# [Description of the task]
Return every record below exactly as written, omitting any pictures.

# [Input rows]

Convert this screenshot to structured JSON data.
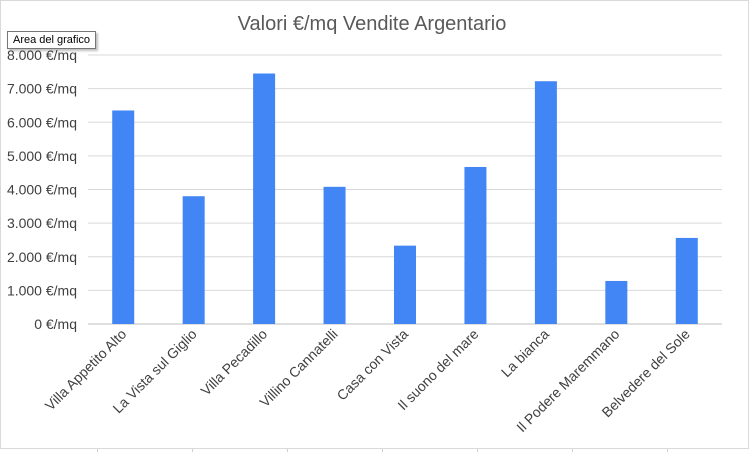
{
  "tooltip": "Area del grafico",
  "chart_data": {
    "type": "bar",
    "title": "Valori €/mq Vendite Argentario",
    "xlabel": "",
    "ylabel": "",
    "ylim": [
      0,
      8000
    ],
    "yticks": [
      "0 €/mq",
      "1.000 €/mq",
      "2.000 €/mq",
      "3.000 €/mq",
      "4.000 €/mq",
      "5.000 €/mq",
      "6.000 €/mq",
      "7.000 €/mq",
      "8.000 €/mq"
    ],
    "categories": [
      "Villa Appetito Alto",
      "La Vista sul Giglio",
      "Villa Pecadillo",
      "Villino Cannatelli",
      "Casa con Vista",
      "Il suono del mare",
      "La bianca",
      "Il Podere Maremmano",
      "Belvedere del Sole"
    ],
    "values": [
      6350,
      3800,
      7450,
      4080,
      2330,
      4670,
      7220,
      1280,
      2560
    ],
    "bar_color": "#4285f4",
    "grid": true
  }
}
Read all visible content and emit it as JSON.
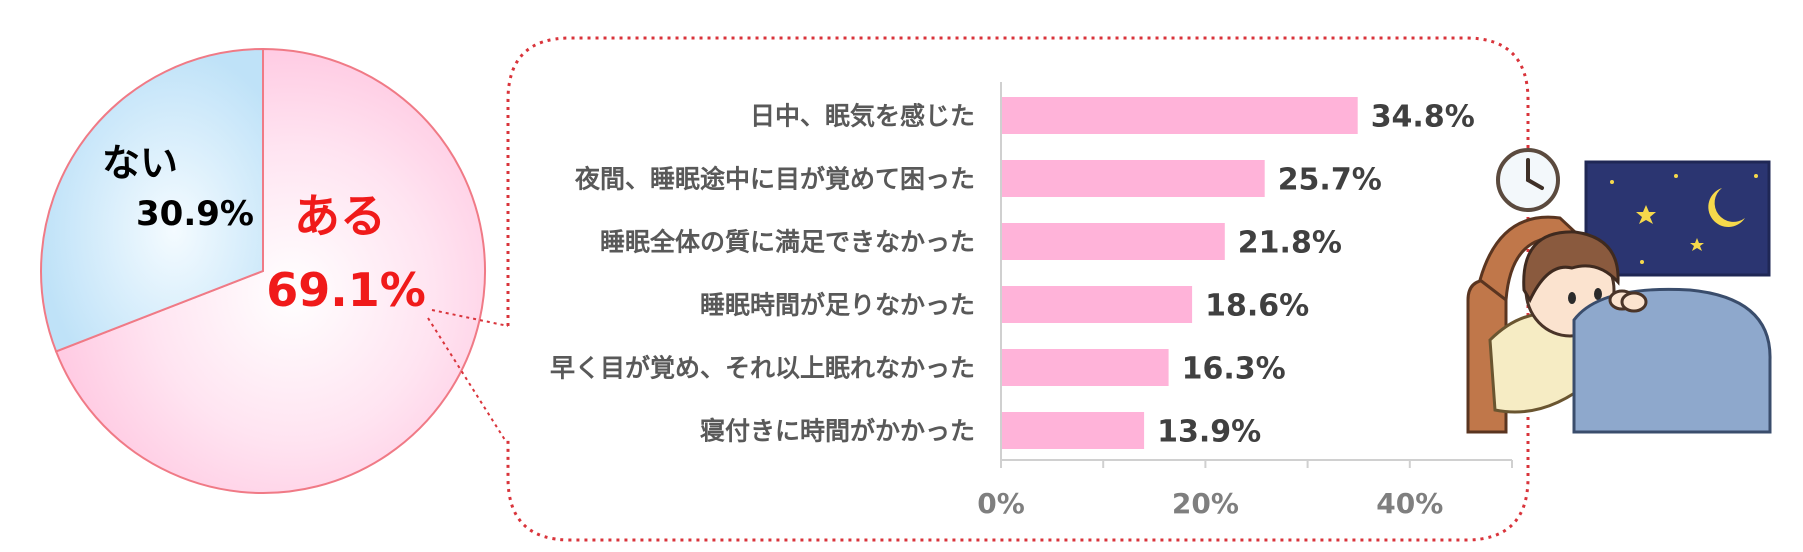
{
  "chart_data": [
    {
      "type": "pie",
      "slices": [
        {
          "label": "ある",
          "value": 69.1,
          "value_label": "69.1%",
          "color": "#ffcfe6",
          "label_color": "#f01a1a"
        },
        {
          "label": "ない",
          "value": 30.9,
          "value_label": "30.9%",
          "color": "#cfe9fb",
          "label_color": "#000000"
        }
      ],
      "border_color": "#f07a86"
    },
    {
      "type": "bar",
      "orientation": "horizontal",
      "categories": [
        "日中、眠気を感じた",
        "夜間、睡眠途中に目が覚めて困った",
        "睡眠全体の質に満足できなかった",
        "睡眠時間が足りなかった",
        "早く目が覚め、それ以上眠れなかった",
        "寝付きに時間がかかった"
      ],
      "values": [
        34.8,
        25.7,
        21.8,
        18.6,
        16.3,
        13.9
      ],
      "value_labels": [
        "34.8%",
        "25.7%",
        "21.8%",
        "18.6%",
        "16.3%",
        "13.9%"
      ],
      "xlim": [
        0,
        50
      ],
      "xticks": [
        0,
        20,
        40
      ],
      "xtick_labels": [
        "0%",
        "20%",
        "40%"
      ],
      "bar_color": "#ffb3d9",
      "grid": false
    }
  ],
  "colors": {
    "callout_border": "#d9343b",
    "axis": "#d0d0d0"
  },
  "illustration": {
    "icons": [
      "clock-icon",
      "night-window",
      "moon-icon",
      "star-icon",
      "sleepless-child-illustration"
    ]
  }
}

# [Task output]
Convert this screenshot to structured JSON data.
{
  "tooltip": "Area del grafico",
  "chart_data": {
    "type": "bar",
    "title": "Valori €/mq Vendite Argentario",
    "xlabel": "",
    "ylabel": "",
    "ylim": [
      0,
      8000
    ],
    "yticks": [
      "0 €/mq",
      "1.000 €/mq",
      "2.000 €/mq",
      "3.000 €/mq",
      "4.000 €/mq",
      "5.000 €/mq",
      "6.000 €/mq",
      "7.000 €/mq",
      "8.000 €/mq"
    ],
    "categories": [
      "Villa Appetito Alto",
      "La Vista sul Giglio",
      "Villa Pecadillo",
      "Villino Cannatelli",
      "Casa con Vista",
      "Il suono del mare",
      "La bianca",
      "Il Podere Maremmano",
      "Belvedere del Sole"
    ],
    "values": [
      6350,
      3800,
      7450,
      4080,
      2330,
      4670,
      7220,
      1280,
      2560
    ],
    "bar_color": "#4285f4",
    "grid": true
  }
}
Read all visible content and emit it as JSON.
{
  "chart_data": [
    {
      "type": "pie",
      "slices": [
        {
          "label": "ある",
          "value": 69.1,
          "value_label": "69.1%",
          "color": "#ffcfe6",
          "label_color": "#f01a1a"
        },
        {
          "label": "ない",
          "value": 30.9,
          "value_label": "30.9%",
          "color": "#cfe9fb",
          "label_color": "#000000"
        }
      ],
      "border_color": "#f07a86"
    },
    {
      "type": "bar",
      "orientation": "horizontal",
      "categories": [
        "日中、眠気を感じた",
        "夜間、睡眠途中に目が覚めて困った",
        "睡眠全体の質に満足できなかった",
        "睡眠時間が足りなかった",
        "早く目が覚め、それ以上眠れなかった",
        "寝付きに時間がかかった"
      ],
      "values": [
        34.8,
        25.7,
        21.8,
        18.6,
        16.3,
        13.9
      ],
      "value_labels": [
        "34.8%",
        "25.7%",
        "21.8%",
        "18.6%",
        "16.3%",
        "13.9%"
      ],
      "xlim": [
        0,
        50
      ],
      "xticks": [
        0,
        20,
        40
      ],
      "xtick_labels": [
        "0%",
        "20%",
        "40%"
      ],
      "bar_color": "#ffb3d9",
      "grid": false
    }
  ],
  "colors": {
    "callout_border": "#d9343b",
    "axis": "#d0d0d0"
  },
  "illustration": {
    "icons": [
      "clock-icon",
      "night-window",
      "moon-icon",
      "star-icon",
      "sleepless-child-illustration"
    ]
  }
}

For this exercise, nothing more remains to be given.